## [Input rows]

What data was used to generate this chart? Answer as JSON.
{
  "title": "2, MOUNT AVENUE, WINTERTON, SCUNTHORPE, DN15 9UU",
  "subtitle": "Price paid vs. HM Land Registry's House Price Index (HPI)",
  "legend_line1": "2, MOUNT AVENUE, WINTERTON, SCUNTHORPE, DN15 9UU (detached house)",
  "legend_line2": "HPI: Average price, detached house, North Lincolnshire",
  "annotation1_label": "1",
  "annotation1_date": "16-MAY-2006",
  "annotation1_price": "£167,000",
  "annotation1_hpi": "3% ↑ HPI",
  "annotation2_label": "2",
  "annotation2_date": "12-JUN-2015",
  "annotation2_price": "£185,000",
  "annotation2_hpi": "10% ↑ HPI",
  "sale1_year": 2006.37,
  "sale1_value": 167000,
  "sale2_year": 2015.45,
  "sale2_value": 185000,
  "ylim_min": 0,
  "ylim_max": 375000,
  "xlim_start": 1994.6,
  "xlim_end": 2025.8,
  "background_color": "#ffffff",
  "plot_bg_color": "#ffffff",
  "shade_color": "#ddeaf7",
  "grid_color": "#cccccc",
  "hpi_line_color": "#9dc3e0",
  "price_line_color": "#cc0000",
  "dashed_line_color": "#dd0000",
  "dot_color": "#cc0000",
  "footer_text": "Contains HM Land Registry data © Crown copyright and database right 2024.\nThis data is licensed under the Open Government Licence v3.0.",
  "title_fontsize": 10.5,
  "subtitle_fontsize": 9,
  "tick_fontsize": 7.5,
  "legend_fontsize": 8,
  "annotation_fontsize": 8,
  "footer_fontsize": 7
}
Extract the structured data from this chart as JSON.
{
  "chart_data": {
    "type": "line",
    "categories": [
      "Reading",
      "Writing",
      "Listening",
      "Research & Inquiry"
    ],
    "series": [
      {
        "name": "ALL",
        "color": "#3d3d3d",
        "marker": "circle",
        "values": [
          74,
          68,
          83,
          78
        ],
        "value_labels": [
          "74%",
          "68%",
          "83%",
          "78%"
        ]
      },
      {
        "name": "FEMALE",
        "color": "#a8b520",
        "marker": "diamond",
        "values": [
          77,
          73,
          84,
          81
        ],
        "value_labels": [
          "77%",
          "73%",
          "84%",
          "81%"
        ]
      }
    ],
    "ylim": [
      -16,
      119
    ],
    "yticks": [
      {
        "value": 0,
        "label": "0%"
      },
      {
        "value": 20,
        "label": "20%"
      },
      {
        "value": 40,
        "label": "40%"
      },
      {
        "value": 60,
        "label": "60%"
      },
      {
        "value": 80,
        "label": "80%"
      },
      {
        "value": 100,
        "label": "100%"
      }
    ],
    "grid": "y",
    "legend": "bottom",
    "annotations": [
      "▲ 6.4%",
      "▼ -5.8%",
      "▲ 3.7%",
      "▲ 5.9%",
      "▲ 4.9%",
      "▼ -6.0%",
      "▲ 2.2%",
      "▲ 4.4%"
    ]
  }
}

## [Exercise]
Restate the data above word for word, please.

## [Result for this task]
What data was used to generate this chart? Answer as JSON.
{
  "title": "2, MOUNT AVENUE, WINTERTON, SCUNTHORPE, DN15 9UU",
  "subtitle": "Price paid vs. HM Land Registry's House Price Index (HPI)",
  "legend_line1": "2, MOUNT AVENUE, WINTERTON, SCUNTHORPE, DN15 9UU (detached house)",
  "legend_line2": "HPI: Average price, detached house, North Lincolnshire",
  "annotation1_label": "1",
  "annotation1_date": "16-MAY-2006",
  "annotation1_price": "£167,000",
  "annotation1_hpi": "3% ↑ HPI",
  "annotation2_label": "2",
  "annotation2_date": "12-JUN-2015",
  "annotation2_price": "£185,000",
  "annotation2_hpi": "10% ↑ HPI",
  "sale1_year": 2006.37,
  "sale1_value": 167000,
  "sale2_year": 2015.45,
  "sale2_value": 185000,
  "ylim_min": 0,
  "ylim_max": 375000,
  "xlim_start": 1994.6,
  "xlim_end": 2025.8,
  "background_color": "#ffffff",
  "plot_bg_color": "#ffffff",
  "shade_color": "#ddeaf7",
  "grid_color": "#cccccc",
  "hpi_line_color": "#9dc3e0",
  "price_line_color": "#cc0000",
  "dashed_line_color": "#dd0000",
  "dot_color": "#cc0000",
  "footer_text": "Contains HM Land Registry data © Crown copyright and database right 2024.\nThis data is licensed under the Open Government Licence v3.0.",
  "title_fontsize": 10.5,
  "subtitle_fontsize": 9,
  "tick_fontsize": 7.5,
  "legend_fontsize": 8,
  "annotation_fontsize": 8,
  "footer_fontsize": 7
}
Extract the structured data from this chart as JSON.
{
  "chart_data": {
    "type": "line",
    "categories": [
      "Reading",
      "Writing",
      "Listening",
      "Research & Inquiry"
    ],
    "series": [
      {
        "name": "ALL",
        "color": "#3d3d3d",
        "marker": "circle",
        "values": [
          74,
          68,
          83,
          78
        ],
        "value_labels": [
          "74%",
          "68%",
          "83%",
          "78%"
        ]
      },
      {
        "name": "FEMALE",
        "color": "#a8b520",
        "marker": "diamond",
        "values": [
          77,
          73,
          84,
          81
        ],
        "value_labels": [
          "77%",
          "73%",
          "84%",
          "81%"
        ]
      }
    ],
    "ylim": [
      -16,
      119
    ],
    "yticks": [
      {
        "value": 0,
        "label": "0%"
      },
      {
        "value": 20,
        "label": "20%"
      },
      {
        "value": 40,
        "label": "40%"
      },
      {
        "value": 60,
        "label": "60%"
      },
      {
        "value": 80,
        "label": "80%"
      },
      {
        "value": 100,
        "label": "100%"
      }
    ],
    "grid": "y",
    "legend": "bottom",
    "annotations": [
      "▲ 6.4%",
      "▼ -5.8%",
      "▲ 3.7%",
      "▲ 5.9%",
      "▲ 4.9%",
      "▼ -6.0%",
      "▲ 2.2%",
      "▲ 4.4%"
    ]
  }
}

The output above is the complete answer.